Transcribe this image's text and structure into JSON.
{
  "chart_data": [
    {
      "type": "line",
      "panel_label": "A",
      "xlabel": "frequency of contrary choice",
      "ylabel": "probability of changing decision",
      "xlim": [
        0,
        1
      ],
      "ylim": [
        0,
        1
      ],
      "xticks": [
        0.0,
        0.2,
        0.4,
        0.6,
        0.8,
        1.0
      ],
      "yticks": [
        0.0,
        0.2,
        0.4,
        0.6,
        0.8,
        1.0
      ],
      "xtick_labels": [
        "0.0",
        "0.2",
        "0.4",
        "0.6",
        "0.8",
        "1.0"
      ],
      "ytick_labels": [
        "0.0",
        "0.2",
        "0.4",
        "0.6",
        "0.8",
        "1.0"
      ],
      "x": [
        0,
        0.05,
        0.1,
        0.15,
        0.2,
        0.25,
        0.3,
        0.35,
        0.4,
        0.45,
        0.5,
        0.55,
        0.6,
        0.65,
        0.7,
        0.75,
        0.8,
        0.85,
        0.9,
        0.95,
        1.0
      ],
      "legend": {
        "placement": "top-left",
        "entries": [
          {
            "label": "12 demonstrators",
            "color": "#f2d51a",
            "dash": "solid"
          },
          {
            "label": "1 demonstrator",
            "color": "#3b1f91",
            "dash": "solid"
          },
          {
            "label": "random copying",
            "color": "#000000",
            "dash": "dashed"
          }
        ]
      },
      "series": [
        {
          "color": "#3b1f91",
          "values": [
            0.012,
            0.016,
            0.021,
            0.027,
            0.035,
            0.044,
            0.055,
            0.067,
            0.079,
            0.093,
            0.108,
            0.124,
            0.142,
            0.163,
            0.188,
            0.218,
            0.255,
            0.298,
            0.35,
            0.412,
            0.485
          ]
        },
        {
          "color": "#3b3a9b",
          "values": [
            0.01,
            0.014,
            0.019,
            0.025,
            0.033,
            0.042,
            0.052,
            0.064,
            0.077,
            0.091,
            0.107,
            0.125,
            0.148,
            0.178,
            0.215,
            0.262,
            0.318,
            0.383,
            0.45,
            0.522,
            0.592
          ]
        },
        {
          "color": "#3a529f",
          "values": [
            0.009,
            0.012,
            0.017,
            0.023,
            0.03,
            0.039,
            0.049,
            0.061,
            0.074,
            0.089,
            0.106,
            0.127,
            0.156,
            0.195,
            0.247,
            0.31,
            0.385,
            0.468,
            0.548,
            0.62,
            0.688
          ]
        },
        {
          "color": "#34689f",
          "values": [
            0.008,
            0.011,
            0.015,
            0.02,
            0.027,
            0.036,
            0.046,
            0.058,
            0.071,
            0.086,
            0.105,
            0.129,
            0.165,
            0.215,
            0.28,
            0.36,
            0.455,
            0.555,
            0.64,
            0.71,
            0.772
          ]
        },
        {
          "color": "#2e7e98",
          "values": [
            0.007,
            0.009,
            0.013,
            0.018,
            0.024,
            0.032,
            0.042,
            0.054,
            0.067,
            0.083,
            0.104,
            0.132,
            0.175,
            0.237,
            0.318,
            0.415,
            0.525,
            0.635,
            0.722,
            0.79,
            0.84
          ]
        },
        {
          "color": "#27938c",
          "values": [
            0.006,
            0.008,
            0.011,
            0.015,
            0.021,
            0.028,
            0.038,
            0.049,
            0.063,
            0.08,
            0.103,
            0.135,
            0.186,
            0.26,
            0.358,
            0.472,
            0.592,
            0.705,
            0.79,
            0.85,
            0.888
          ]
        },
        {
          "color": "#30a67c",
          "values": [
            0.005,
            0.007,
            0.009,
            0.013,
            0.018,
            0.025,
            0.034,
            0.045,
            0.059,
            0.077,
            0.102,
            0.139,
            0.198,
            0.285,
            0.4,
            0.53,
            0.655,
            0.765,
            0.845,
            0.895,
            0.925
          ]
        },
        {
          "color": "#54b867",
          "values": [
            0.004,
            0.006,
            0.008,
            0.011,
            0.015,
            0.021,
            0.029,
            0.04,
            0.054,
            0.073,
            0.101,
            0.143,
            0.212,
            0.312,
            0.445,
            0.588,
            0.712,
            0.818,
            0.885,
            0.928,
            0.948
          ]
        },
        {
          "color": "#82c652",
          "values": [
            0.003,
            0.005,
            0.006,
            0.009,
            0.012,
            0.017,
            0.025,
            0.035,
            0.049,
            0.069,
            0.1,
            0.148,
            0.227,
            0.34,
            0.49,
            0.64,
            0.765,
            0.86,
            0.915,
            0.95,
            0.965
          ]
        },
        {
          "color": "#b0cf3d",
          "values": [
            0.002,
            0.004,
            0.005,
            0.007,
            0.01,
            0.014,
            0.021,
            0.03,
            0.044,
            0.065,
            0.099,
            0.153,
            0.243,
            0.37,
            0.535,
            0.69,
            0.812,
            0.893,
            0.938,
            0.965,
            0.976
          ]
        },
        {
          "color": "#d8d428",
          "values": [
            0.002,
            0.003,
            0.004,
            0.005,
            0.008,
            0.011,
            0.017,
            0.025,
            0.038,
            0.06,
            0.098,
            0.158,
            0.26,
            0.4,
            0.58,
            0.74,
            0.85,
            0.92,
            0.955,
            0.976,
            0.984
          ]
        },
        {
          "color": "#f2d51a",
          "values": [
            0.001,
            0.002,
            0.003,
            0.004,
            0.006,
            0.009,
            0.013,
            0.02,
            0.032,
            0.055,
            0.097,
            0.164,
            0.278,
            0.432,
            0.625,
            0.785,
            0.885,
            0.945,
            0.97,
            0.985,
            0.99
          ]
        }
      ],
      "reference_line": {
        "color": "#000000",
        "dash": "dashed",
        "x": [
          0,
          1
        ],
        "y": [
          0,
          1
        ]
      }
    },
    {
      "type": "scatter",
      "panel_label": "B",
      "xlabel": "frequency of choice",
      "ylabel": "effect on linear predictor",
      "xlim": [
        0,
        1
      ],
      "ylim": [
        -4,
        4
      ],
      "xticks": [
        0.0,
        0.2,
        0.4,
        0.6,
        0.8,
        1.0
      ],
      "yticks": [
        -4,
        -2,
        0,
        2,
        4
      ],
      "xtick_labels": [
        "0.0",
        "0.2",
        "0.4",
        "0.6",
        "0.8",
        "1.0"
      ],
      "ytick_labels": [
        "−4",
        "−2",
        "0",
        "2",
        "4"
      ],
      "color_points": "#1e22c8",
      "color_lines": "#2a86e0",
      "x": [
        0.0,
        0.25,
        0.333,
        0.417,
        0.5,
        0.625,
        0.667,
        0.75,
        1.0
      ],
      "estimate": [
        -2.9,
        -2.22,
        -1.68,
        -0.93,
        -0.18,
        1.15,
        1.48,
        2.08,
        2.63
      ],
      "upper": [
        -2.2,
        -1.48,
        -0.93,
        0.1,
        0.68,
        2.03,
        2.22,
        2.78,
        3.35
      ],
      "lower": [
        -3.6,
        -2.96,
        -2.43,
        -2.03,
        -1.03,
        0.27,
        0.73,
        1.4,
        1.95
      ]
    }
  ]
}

· · · ·

◆ Challenge ◆
Return all of the data exactly as it reads.

◆ Answer to this task ◆
Transcribe this image's text and structure into JSON.
{
  "chart_data": [
    {
      "type": "line",
      "panel_label": "A",
      "xlabel": "frequency of contrary choice",
      "ylabel": "probability of changing decision",
      "xlim": [
        0,
        1
      ],
      "ylim": [
        0,
        1
      ],
      "xticks": [
        0.0,
        0.2,
        0.4,
        0.6,
        0.8,
        1.0
      ],
      "yticks": [
        0.0,
        0.2,
        0.4,
        0.6,
        0.8,
        1.0
      ],
      "xtick_labels": [
        "0.0",
        "0.2",
        "0.4",
        "0.6",
        "0.8",
        "1.0"
      ],
      "ytick_labels": [
        "0.0",
        "0.2",
        "0.4",
        "0.6",
        "0.8",
        "1.0"
      ],
      "x": [
        0,
        0.05,
        0.1,
        0.15,
        0.2,
        0.25,
        0.3,
        0.35,
        0.4,
        0.45,
        0.5,
        0.55,
        0.6,
        0.65,
        0.7,
        0.75,
        0.8,
        0.85,
        0.9,
        0.95,
        1.0
      ],
      "legend": {
        "placement": "top-left",
        "entries": [
          {
            "label": "12 demonstrators",
            "color": "#f2d51a",
            "dash": "solid"
          },
          {
            "label": "1 demonstrator",
            "color": "#3b1f91",
            "dash": "solid"
          },
          {
            "label": "random copying",
            "color": "#000000",
            "dash": "dashed"
          }
        ]
      },
      "series": [
        {
          "color": "#3b1f91",
          "values": [
            0.012,
            0.016,
            0.021,
            0.027,
            0.035,
            0.044,
            0.055,
            0.067,
            0.079,
            0.093,
            0.108,
            0.124,
            0.142,
            0.163,
            0.188,
            0.218,
            0.255,
            0.298,
            0.35,
            0.412,
            0.485
          ]
        },
        {
          "color": "#3b3a9b",
          "values": [
            0.01,
            0.014,
            0.019,
            0.025,
            0.033,
            0.042,
            0.052,
            0.064,
            0.077,
            0.091,
            0.107,
            0.125,
            0.148,
            0.178,
            0.215,
            0.262,
            0.318,
            0.383,
            0.45,
            0.522,
            0.592
          ]
        },
        {
          "color": "#3a529f",
          "values": [
            0.009,
            0.012,
            0.017,
            0.023,
            0.03,
            0.039,
            0.049,
            0.061,
            0.074,
            0.089,
            0.106,
            0.127,
            0.156,
            0.195,
            0.247,
            0.31,
            0.385,
            0.468,
            0.548,
            0.62,
            0.688
          ]
        },
        {
          "color": "#34689f",
          "values": [
            0.008,
            0.011,
            0.015,
            0.02,
            0.027,
            0.036,
            0.046,
            0.058,
            0.071,
            0.086,
            0.105,
            0.129,
            0.165,
            0.215,
            0.28,
            0.36,
            0.455,
            0.555,
            0.64,
            0.71,
            0.772
          ]
        },
        {
          "color": "#2e7e98",
          "values": [
            0.007,
            0.009,
            0.013,
            0.018,
            0.024,
            0.032,
            0.042,
            0.054,
            0.067,
            0.083,
            0.104,
            0.132,
            0.175,
            0.237,
            0.318,
            0.415,
            0.525,
            0.635,
            0.722,
            0.79,
            0.84
          ]
        },
        {
          "color": "#27938c",
          "values": [
            0.006,
            0.008,
            0.011,
            0.015,
            0.021,
            0.028,
            0.038,
            0.049,
            0.063,
            0.08,
            0.103,
            0.135,
            0.186,
            0.26,
            0.358,
            0.472,
            0.592,
            0.705,
            0.79,
            0.85,
            0.888
          ]
        },
        {
          "color": "#30a67c",
          "values": [
            0.005,
            0.007,
            0.009,
            0.013,
            0.018,
            0.025,
            0.034,
            0.045,
            0.059,
            0.077,
            0.102,
            0.139,
            0.198,
            0.285,
            0.4,
            0.53,
            0.655,
            0.765,
            0.845,
            0.895,
            0.925
          ]
        },
        {
          "color": "#54b867",
          "values": [
            0.004,
            0.006,
            0.008,
            0.011,
            0.015,
            0.021,
            0.029,
            0.04,
            0.054,
            0.073,
            0.101,
            0.143,
            0.212,
            0.312,
            0.445,
            0.588,
            0.712,
            0.818,
            0.885,
            0.928,
            0.948
          ]
        },
        {
          "color": "#82c652",
          "values": [
            0.003,
            0.005,
            0.006,
            0.009,
            0.012,
            0.017,
            0.025,
            0.035,
            0.049,
            0.069,
            0.1,
            0.148,
            0.227,
            0.34,
            0.49,
            0.64,
            0.765,
            0.86,
            0.915,
            0.95,
            0.965
          ]
        },
        {
          "color": "#b0cf3d",
          "values": [
            0.002,
            0.004,
            0.005,
            0.007,
            0.01,
            0.014,
            0.021,
            0.03,
            0.044,
            0.065,
            0.099,
            0.153,
            0.243,
            0.37,
            0.535,
            0.69,
            0.812,
            0.893,
            0.938,
            0.965,
            0.976
          ]
        },
        {
          "color": "#d8d428",
          "values": [
            0.002,
            0.003,
            0.004,
            0.005,
            0.008,
            0.011,
            0.017,
            0.025,
            0.038,
            0.06,
            0.098,
            0.158,
            0.26,
            0.4,
            0.58,
            0.74,
            0.85,
            0.92,
            0.955,
            0.976,
            0.984
          ]
        },
        {
          "color": "#f2d51a",
          "values": [
            0.001,
            0.002,
            0.003,
            0.004,
            0.006,
            0.009,
            0.013,
            0.02,
            0.032,
            0.055,
            0.097,
            0.164,
            0.278,
            0.432,
            0.625,
            0.785,
            0.885,
            0.945,
            0.97,
            0.985,
            0.99
          ]
        }
      ],
      "reference_line": {
        "color": "#000000",
        "dash": "dashed",
        "x": [
          0,
          1
        ],
        "y": [
          0,
          1
        ]
      }
    },
    {
      "type": "scatter",
      "panel_label": "B",
      "xlabel": "frequency of choice",
      "ylabel": "effect on linear predictor",
      "xlim": [
        0,
        1
      ],
      "ylim": [
        -4,
        4
      ],
      "xticks": [
        0.0,
        0.2,
        0.4,
        0.6,
        0.8,
        1.0
      ],
      "yticks": [
        -4,
        -2,
        0,
        2,
        4
      ],
      "xtick_labels": [
        "0.0",
        "0.2",
        "0.4",
        "0.6",
        "0.8",
        "1.0"
      ],
      "ytick_labels": [
        "−4",
        "−2",
        "0",
        "2",
        "4"
      ],
      "color_points": "#1e22c8",
      "color_lines": "#2a86e0",
      "x": [
        0.0,
        0.25,
        0.333,
        0.417,
        0.5,
        0.625,
        0.667,
        0.75,
        1.0
      ],
      "estimate": [
        -2.9,
        -2.22,
        -1.68,
        -0.93,
        -0.18,
        1.15,
        1.48,
        2.08,
        2.63
      ],
      "upper": [
        -2.2,
        -1.48,
        -0.93,
        0.1,
        0.68,
        2.03,
        2.22,
        2.78,
        3.35
      ],
      "lower": [
        -3.6,
        -2.96,
        -2.43,
        -2.03,
        -1.03,
        0.27,
        0.73,
        1.4,
        1.95
      ]
    }
  ]
}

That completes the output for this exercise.